**Work to be completed:** Reproduce each line of the records below verbatim, keeping every character unchanged.

── Extracted records

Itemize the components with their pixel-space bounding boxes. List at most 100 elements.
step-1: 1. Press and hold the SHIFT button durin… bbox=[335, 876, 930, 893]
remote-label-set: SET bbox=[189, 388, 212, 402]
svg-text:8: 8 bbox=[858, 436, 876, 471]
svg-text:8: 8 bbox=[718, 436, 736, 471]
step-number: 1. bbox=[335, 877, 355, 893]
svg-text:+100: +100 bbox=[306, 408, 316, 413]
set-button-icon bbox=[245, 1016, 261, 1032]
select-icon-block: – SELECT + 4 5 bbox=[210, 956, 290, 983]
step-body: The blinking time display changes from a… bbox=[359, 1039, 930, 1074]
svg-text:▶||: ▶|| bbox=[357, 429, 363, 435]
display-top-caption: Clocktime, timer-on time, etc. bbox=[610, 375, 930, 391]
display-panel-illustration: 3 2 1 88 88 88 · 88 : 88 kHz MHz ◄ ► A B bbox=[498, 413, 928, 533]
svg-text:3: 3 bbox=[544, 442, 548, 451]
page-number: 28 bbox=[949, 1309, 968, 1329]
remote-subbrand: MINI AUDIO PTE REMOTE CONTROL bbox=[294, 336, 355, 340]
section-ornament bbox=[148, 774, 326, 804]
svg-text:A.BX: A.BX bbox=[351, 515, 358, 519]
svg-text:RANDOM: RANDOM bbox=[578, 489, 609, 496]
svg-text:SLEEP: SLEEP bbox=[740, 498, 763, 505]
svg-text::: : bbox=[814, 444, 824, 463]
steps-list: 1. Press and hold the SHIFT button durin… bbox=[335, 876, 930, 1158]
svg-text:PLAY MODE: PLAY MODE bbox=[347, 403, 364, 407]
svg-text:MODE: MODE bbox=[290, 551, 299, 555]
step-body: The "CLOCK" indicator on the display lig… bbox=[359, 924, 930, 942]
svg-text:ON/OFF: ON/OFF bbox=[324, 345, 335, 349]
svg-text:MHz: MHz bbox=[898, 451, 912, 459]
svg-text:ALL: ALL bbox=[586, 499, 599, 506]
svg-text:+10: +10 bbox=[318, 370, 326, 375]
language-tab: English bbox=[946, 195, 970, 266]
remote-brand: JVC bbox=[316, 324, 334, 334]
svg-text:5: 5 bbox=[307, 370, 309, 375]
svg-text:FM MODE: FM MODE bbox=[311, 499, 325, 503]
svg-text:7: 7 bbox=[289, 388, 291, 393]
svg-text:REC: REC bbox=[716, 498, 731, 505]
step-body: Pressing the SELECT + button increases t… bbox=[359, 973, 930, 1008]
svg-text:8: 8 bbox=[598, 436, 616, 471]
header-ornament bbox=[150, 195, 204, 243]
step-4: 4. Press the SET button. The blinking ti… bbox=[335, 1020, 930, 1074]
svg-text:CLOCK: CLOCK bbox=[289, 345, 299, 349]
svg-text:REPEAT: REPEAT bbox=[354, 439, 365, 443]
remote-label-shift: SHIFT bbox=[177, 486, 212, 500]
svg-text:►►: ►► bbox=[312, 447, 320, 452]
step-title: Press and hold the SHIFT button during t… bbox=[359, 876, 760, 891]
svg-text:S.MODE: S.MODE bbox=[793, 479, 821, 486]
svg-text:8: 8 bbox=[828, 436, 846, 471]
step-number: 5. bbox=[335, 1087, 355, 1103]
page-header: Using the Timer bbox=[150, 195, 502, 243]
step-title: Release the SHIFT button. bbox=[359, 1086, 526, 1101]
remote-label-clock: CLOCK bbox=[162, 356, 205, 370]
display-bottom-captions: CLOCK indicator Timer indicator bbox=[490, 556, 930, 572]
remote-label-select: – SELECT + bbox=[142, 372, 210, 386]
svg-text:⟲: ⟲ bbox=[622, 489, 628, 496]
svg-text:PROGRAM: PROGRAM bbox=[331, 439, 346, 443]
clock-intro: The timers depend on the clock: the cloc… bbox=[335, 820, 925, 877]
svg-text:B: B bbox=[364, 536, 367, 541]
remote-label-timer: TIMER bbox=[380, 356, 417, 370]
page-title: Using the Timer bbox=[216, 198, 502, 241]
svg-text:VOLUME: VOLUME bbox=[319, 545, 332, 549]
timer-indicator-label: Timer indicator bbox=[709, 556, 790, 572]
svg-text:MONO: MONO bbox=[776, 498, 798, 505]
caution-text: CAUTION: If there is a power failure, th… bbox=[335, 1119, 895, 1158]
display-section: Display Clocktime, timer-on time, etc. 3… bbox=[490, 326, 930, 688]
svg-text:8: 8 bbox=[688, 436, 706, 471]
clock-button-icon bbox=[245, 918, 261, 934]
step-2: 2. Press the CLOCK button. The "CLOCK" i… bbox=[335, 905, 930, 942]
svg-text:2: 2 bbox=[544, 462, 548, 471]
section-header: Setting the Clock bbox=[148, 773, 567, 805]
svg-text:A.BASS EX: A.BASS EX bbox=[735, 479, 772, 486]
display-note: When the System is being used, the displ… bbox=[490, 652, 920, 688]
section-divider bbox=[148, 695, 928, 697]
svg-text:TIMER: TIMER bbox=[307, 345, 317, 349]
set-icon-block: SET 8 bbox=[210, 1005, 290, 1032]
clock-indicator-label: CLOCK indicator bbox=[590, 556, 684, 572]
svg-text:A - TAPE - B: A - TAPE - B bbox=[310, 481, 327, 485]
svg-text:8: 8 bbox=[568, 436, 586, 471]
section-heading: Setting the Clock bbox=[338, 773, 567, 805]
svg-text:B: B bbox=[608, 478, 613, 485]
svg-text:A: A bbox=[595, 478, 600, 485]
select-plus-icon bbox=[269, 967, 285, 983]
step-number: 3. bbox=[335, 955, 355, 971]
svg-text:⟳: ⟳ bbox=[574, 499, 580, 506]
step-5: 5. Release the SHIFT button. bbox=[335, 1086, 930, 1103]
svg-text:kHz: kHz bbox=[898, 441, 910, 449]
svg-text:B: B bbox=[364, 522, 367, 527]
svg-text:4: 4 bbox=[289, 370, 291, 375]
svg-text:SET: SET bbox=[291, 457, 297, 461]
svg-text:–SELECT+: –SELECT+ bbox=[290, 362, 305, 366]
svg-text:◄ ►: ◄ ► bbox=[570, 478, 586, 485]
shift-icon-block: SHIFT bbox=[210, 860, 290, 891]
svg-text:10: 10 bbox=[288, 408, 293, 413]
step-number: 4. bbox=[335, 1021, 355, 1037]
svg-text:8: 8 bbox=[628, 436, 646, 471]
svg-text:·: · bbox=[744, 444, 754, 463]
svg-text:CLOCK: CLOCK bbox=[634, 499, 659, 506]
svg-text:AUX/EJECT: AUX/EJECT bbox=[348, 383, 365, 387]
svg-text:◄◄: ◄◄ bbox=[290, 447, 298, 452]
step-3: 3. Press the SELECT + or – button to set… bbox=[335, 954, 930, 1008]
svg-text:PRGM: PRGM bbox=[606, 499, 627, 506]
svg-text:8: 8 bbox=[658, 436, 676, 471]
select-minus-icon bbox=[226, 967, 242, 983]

────

**Written solution:**
Itemize the components with their pixel-space bounding boxes. List at most 100 elements.
step-1: 1. Press and hold the SHIFT button durin… bbox=[335, 876, 930, 893]
remote-label-set: SET bbox=[189, 388, 212, 402]
svg-text:8: 8 bbox=[858, 436, 876, 471]
svg-text:8: 8 bbox=[718, 436, 736, 471]
step-number: 1. bbox=[335, 877, 355, 893]
svg-text:+100: +100 bbox=[306, 408, 316, 413]
set-button-icon bbox=[245, 1016, 261, 1032]
select-icon-block: – SELECT + 4 5 bbox=[210, 956, 290, 983]
step-body: The blinking time display changes from a… bbox=[359, 1039, 930, 1074]
svg-text:▶||: ▶|| bbox=[357, 429, 363, 435]
display-top-caption: Clocktime, timer-on time, etc. bbox=[610, 375, 930, 391]
display-panel-illustration: 3 2 1 88 88 88 · 88 : 88 kHz MHz ◄ ► A B bbox=[498, 413, 928, 533]
svg-text:3: 3 bbox=[544, 442, 548, 451]
page-number: 28 bbox=[949, 1309, 968, 1329]
remote-subbrand: MINI AUDIO PTE REMOTE CONTROL bbox=[294, 336, 355, 340]
section-ornament bbox=[148, 774, 326, 804]
svg-text:A.BX: A.BX bbox=[351, 515, 358, 519]
svg-text:RANDOM: RANDOM bbox=[578, 489, 609, 496]
svg-text:SLEEP: SLEEP bbox=[740, 498, 763, 505]
svg-text::: : bbox=[814, 444, 824, 463]
steps-list: 1. Press and hold the SHIFT button durin… bbox=[335, 876, 930, 1158]
svg-text:PLAY MODE: PLAY MODE bbox=[347, 403, 364, 407]
svg-text:MODE: MODE bbox=[290, 551, 299, 555]
step-body: The "CLOCK" indicator on the display lig… bbox=[359, 924, 930, 942]
svg-text:ON/OFF: ON/OFF bbox=[324, 345, 335, 349]
svg-text:MHz: MHz bbox=[898, 451, 912, 459]
svg-text:ALL: ALL bbox=[586, 499, 599, 506]
svg-text:+10: +10 bbox=[318, 370, 326, 375]
language-tab: English bbox=[946, 195, 970, 266]
remote-brand: JVC bbox=[316, 324, 334, 334]
svg-text:5: 5 bbox=[307, 370, 309, 375]
svg-text:FM MODE: FM MODE bbox=[311, 499, 325, 503]
svg-text:7: 7 bbox=[289, 388, 291, 393]
svg-text:REC: REC bbox=[716, 498, 731, 505]
step-body: Pressing the SELECT + button increases t… bbox=[359, 973, 930, 1008]
svg-text:8: 8 bbox=[598, 436, 616, 471]
header-ornament bbox=[150, 195, 204, 243]
step-4: 4. Press the SET button. The blinking ti… bbox=[335, 1020, 930, 1074]
svg-text:CLOCK: CLOCK bbox=[289, 345, 299, 349]
svg-text:REPEAT: REPEAT bbox=[354, 439, 365, 443]
remote-label-shift: SHIFT bbox=[177, 486, 212, 500]
svg-text:►►: ►► bbox=[312, 447, 320, 452]
step-title: Press and hold the SHIFT button during t… bbox=[359, 876, 760, 891]
svg-text:S.MODE: S.MODE bbox=[793, 479, 821, 486]
svg-text:8: 8 bbox=[828, 436, 846, 471]
step-number: 5. bbox=[335, 1087, 355, 1103]
page-header: Using the Timer bbox=[150, 195, 502, 243]
step-title: Release the SHIFT button. bbox=[359, 1086, 526, 1101]
remote-label-clock: CLOCK bbox=[162, 356, 205, 370]
display-bottom-captions: CLOCK indicator Timer indicator bbox=[490, 556, 930, 572]
remote-label-select: – SELECT + bbox=[142, 372, 210, 386]
svg-text:⟲: ⟲ bbox=[622, 489, 628, 496]
svg-text:PROGRAM: PROGRAM bbox=[331, 439, 346, 443]
clock-intro: The timers depend on the clock: the cloc… bbox=[335, 820, 925, 877]
svg-text:B: B bbox=[364, 536, 367, 541]
remote-label-timer: TIMER bbox=[380, 356, 417, 370]
page-title: Using the Timer bbox=[216, 198, 502, 241]
svg-text:VOLUME: VOLUME bbox=[319, 545, 332, 549]
timer-indicator-label: Timer indicator bbox=[709, 556, 790, 572]
svg-text:MONO: MONO bbox=[776, 498, 798, 505]
caution-text: CAUTION: If there is a power failure, th… bbox=[335, 1119, 895, 1158]
display-section: Display Clocktime, timer-on time, etc. 3… bbox=[490, 326, 930, 688]
svg-text:8: 8 bbox=[688, 436, 706, 471]
clock-button-icon bbox=[245, 918, 261, 934]
step-2: 2. Press the CLOCK button. The "CLOCK" i… bbox=[335, 905, 930, 942]
svg-text:2: 2 bbox=[544, 462, 548, 471]
section-header: Setting the Clock bbox=[148, 773, 567, 805]
svg-text:A.BASS EX: A.BASS EX bbox=[735, 479, 772, 486]
display-note: When the System is being used, the displ… bbox=[490, 652, 920, 688]
section-divider bbox=[148, 695, 928, 697]
svg-text:TIMER: TIMER bbox=[307, 345, 317, 349]
set-icon-block: SET 8 bbox=[210, 1005, 290, 1032]
clock-indicator-label: CLOCK indicator bbox=[590, 556, 684, 572]
svg-text:A - TAPE - B: A - TAPE - B bbox=[310, 481, 327, 485]
svg-text:8: 8 bbox=[568, 436, 586, 471]
section-heading: Setting the Clock bbox=[338, 773, 567, 805]
svg-text:B: B bbox=[608, 478, 613, 485]
svg-text:A: A bbox=[595, 478, 600, 485]
select-plus-icon bbox=[269, 967, 285, 983]
step-number: 3. bbox=[335, 955, 355, 971]
svg-text:⟳: ⟳ bbox=[574, 499, 580, 506]
step-5: 5. Release the SHIFT button. bbox=[335, 1086, 930, 1103]
svg-text:kHz: kHz bbox=[898, 441, 910, 449]
svg-text:B: B bbox=[364, 522, 367, 527]
svg-text:4: 4 bbox=[289, 370, 291, 375]
svg-text:SET: SET bbox=[291, 457, 297, 461]
svg-text:–SELECT+: –SELECT+ bbox=[290, 362, 305, 366]
svg-text:◄ ►: ◄ ► bbox=[570, 478, 586, 485]
shift-icon-block: SHIFT bbox=[210, 860, 290, 891]
svg-text:10: 10 bbox=[288, 408, 293, 413]
step-number: 4. bbox=[335, 1021, 355, 1037]
svg-text:8: 8 bbox=[628, 436, 646, 471]
svg-text:·: · bbox=[744, 444, 754, 463]
svg-text:CLOCK: CLOCK bbox=[634, 499, 659, 506]
svg-text:AUX/EJECT: AUX/EJECT bbox=[348, 383, 365, 387]
svg-text:◄◄: ◄◄ bbox=[290, 447, 298, 452]
step-3: 3. Press the SELECT + or – button to set… bbox=[335, 954, 930, 1008]
svg-text:PRGM: PRGM bbox=[606, 499, 627, 506]
svg-text:8: 8 bbox=[658, 436, 676, 471]
select-minus-icon bbox=[226, 967, 242, 983]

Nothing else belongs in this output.